● Task instructions:
Can you copy the part of the Windows Phone sales text that opens with the words containing "Feature-phone users still" and closes with "in emerging markets.", reproducing it word for word?

● Extract:
** BEGIN **

Windows Phone’s growth doesn’t rely on stealing Apple or Android customers, researchers at Kantar reported. Only 27 percent of Apple and Android users change their operating systems when they replace their devices. Sunnebo says that the success of Windows Phone has been through first-time smartphone buyers, which made up 42 percent of sales in the past year. This proportion for the first-time smartphone-buying demographic is higher than Apple or Android.
Feature-phone users still make up more than half of all mobile users and Sunnebo considers this to be the new battleground in the coming year. Adding Windows Phone into the mix with older versions of the iPhone and Samsung Galaxy models is sure to make for some competition in wooing first-time smartphone owners, particularly in emerging markets.
“The brands that win in this segment will be those that understand and address the needs of consumers in terms of price, content and quality,” Sunnebo said.

** END **

● Dataset section:

** BEGIN **

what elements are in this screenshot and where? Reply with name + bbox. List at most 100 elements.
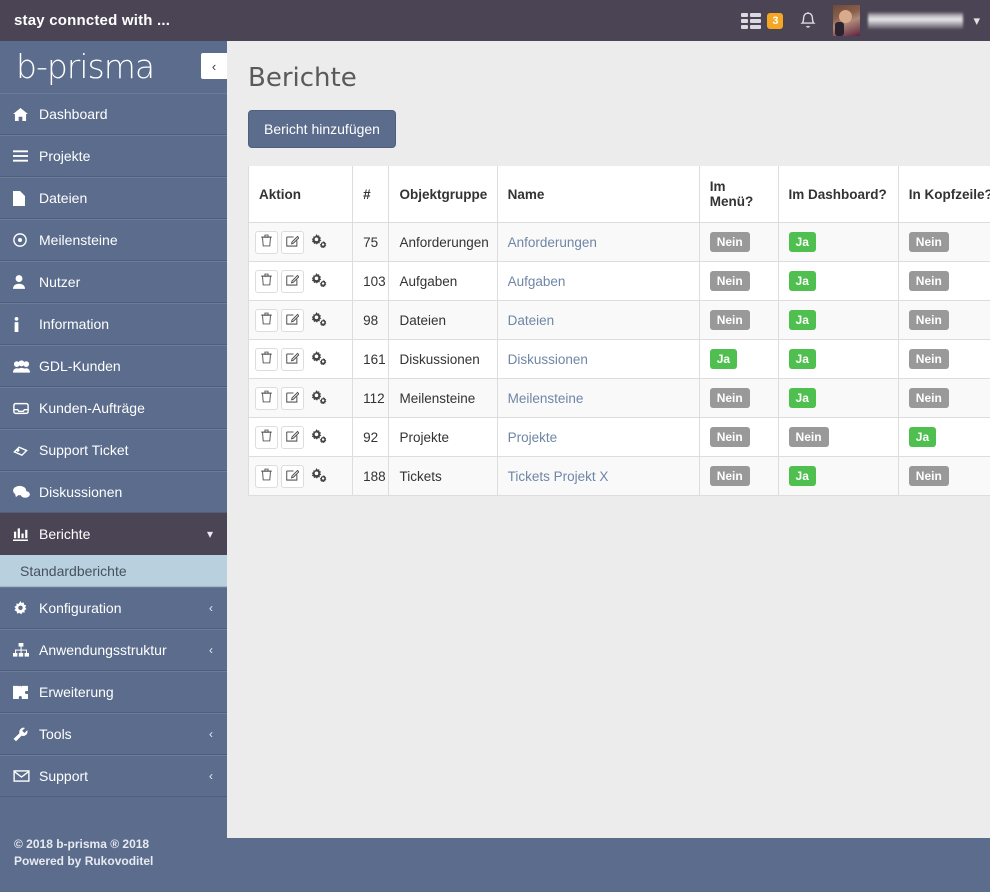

** END **

● Completed task:
Feature-phone users still make up more than half of all mobile users and Sunnebo considers this to be the new battleground in the coming year. Adding Windows Phone into the mix with older versions of the iPhone and Samsung Galaxy models is sure to make for some competition in wooing first-time smartphone owners, particularly in emerging markets.